* **REQUIRED WORK**
Transcribe the records that follow in their entirety, omitting any pictures.

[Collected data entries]
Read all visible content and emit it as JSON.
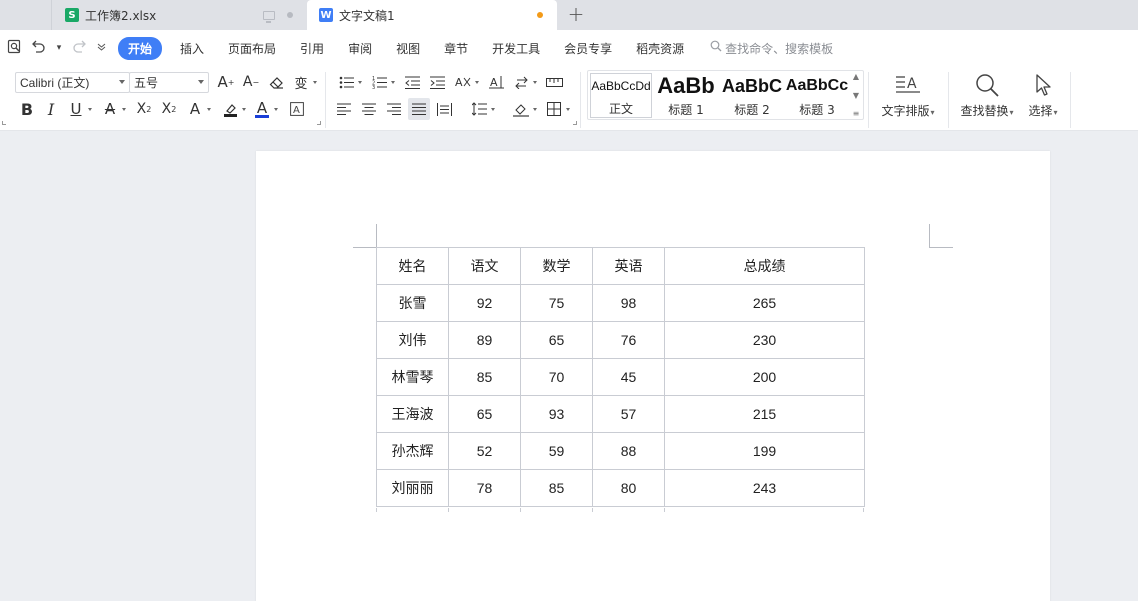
{
  "tabs": [
    {
      "title": "工作簿2.xlsx",
      "badge": "S",
      "badge_color": "#19a866",
      "active": false
    },
    {
      "title": "文字文稿1",
      "badge": "W",
      "badge_color": "#3f7ef6",
      "active": true,
      "unsaved_dot_color": "#f39a18"
    }
  ],
  "menu": {
    "items": [
      "开始",
      "插入",
      "页面布局",
      "引用",
      "审阅",
      "视图",
      "章节",
      "开发工具",
      "会员专享",
      "稻壳资源"
    ],
    "active": "开始",
    "search_placeholder": "查找命令、搜索模板"
  },
  "toolbar": {
    "font_name": "Calibri (正文)",
    "font_size": "五号",
    "styles": [
      {
        "preview": "AaBbCcDd",
        "name": "正文"
      },
      {
        "preview": "AaBb",
        "name": "标题 1"
      },
      {
        "preview": "AaBbC",
        "name": "标题 2"
      },
      {
        "preview": "AaBbCc",
        "name": "标题 3"
      }
    ],
    "text_layout_label": "文字排版",
    "find_replace_label": "查找替换",
    "select_label": "选择"
  },
  "document": {
    "table": {
      "headers": [
        "姓名",
        "语文",
        "数学",
        "英语",
        "总成绩"
      ],
      "rows": [
        [
          "张雪",
          "92",
          "75",
          "98",
          "265"
        ],
        [
          "刘伟",
          "89",
          "65",
          "76",
          "230"
        ],
        [
          "林雪琴",
          "85",
          "70",
          "45",
          "200"
        ],
        [
          "王海波",
          "65",
          "93",
          "57",
          "215"
        ],
        [
          "孙杰辉",
          "52",
          "59",
          "88",
          "199"
        ],
        [
          "刘丽丽",
          "78",
          "85",
          "80",
          "243"
        ]
      ]
    }
  },
  "colors": {
    "accent": "#3f7ef6",
    "highlight": "#f5c518",
    "font_color": "#1a3fd8"
  }
}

* **REPLY TO THE EXERCISE**
Read all visible content and emit it as JSON.
{
  "tabs": [
    {
      "title": "工作簿2.xlsx",
      "badge": "S",
      "badge_color": "#19a866",
      "active": false
    },
    {
      "title": "文字文稿1",
      "badge": "W",
      "badge_color": "#3f7ef6",
      "active": true,
      "unsaved_dot_color": "#f39a18"
    }
  ],
  "menu": {
    "items": [
      "开始",
      "插入",
      "页面布局",
      "引用",
      "审阅",
      "视图",
      "章节",
      "开发工具",
      "会员专享",
      "稻壳资源"
    ],
    "active": "开始",
    "search_placeholder": "查找命令、搜索模板"
  },
  "toolbar": {
    "font_name": "Calibri (正文)",
    "font_size": "五号",
    "styles": [
      {
        "preview": "AaBbCcDd",
        "name": "正文"
      },
      {
        "preview": "AaBb",
        "name": "标题 1"
      },
      {
        "preview": "AaBbC",
        "name": "标题 2"
      },
      {
        "preview": "AaBbCc",
        "name": "标题 3"
      }
    ],
    "text_layout_label": "文字排版",
    "find_replace_label": "查找替换",
    "select_label": "选择"
  },
  "document": {
    "table": {
      "headers": [
        "姓名",
        "语文",
        "数学",
        "英语",
        "总成绩"
      ],
      "rows": [
        [
          "张雪",
          "92",
          "75",
          "98",
          "265"
        ],
        [
          "刘伟",
          "89",
          "65",
          "76",
          "230"
        ],
        [
          "林雪琴",
          "85",
          "70",
          "45",
          "200"
        ],
        [
          "王海波",
          "65",
          "93",
          "57",
          "215"
        ],
        [
          "孙杰辉",
          "52",
          "59",
          "88",
          "199"
        ],
        [
          "刘丽丽",
          "78",
          "85",
          "80",
          "243"
        ]
      ]
    }
  },
  "colors": {
    "accent": "#3f7ef6",
    "highlight": "#f5c518",
    "font_color": "#1a3fd8"
  }
}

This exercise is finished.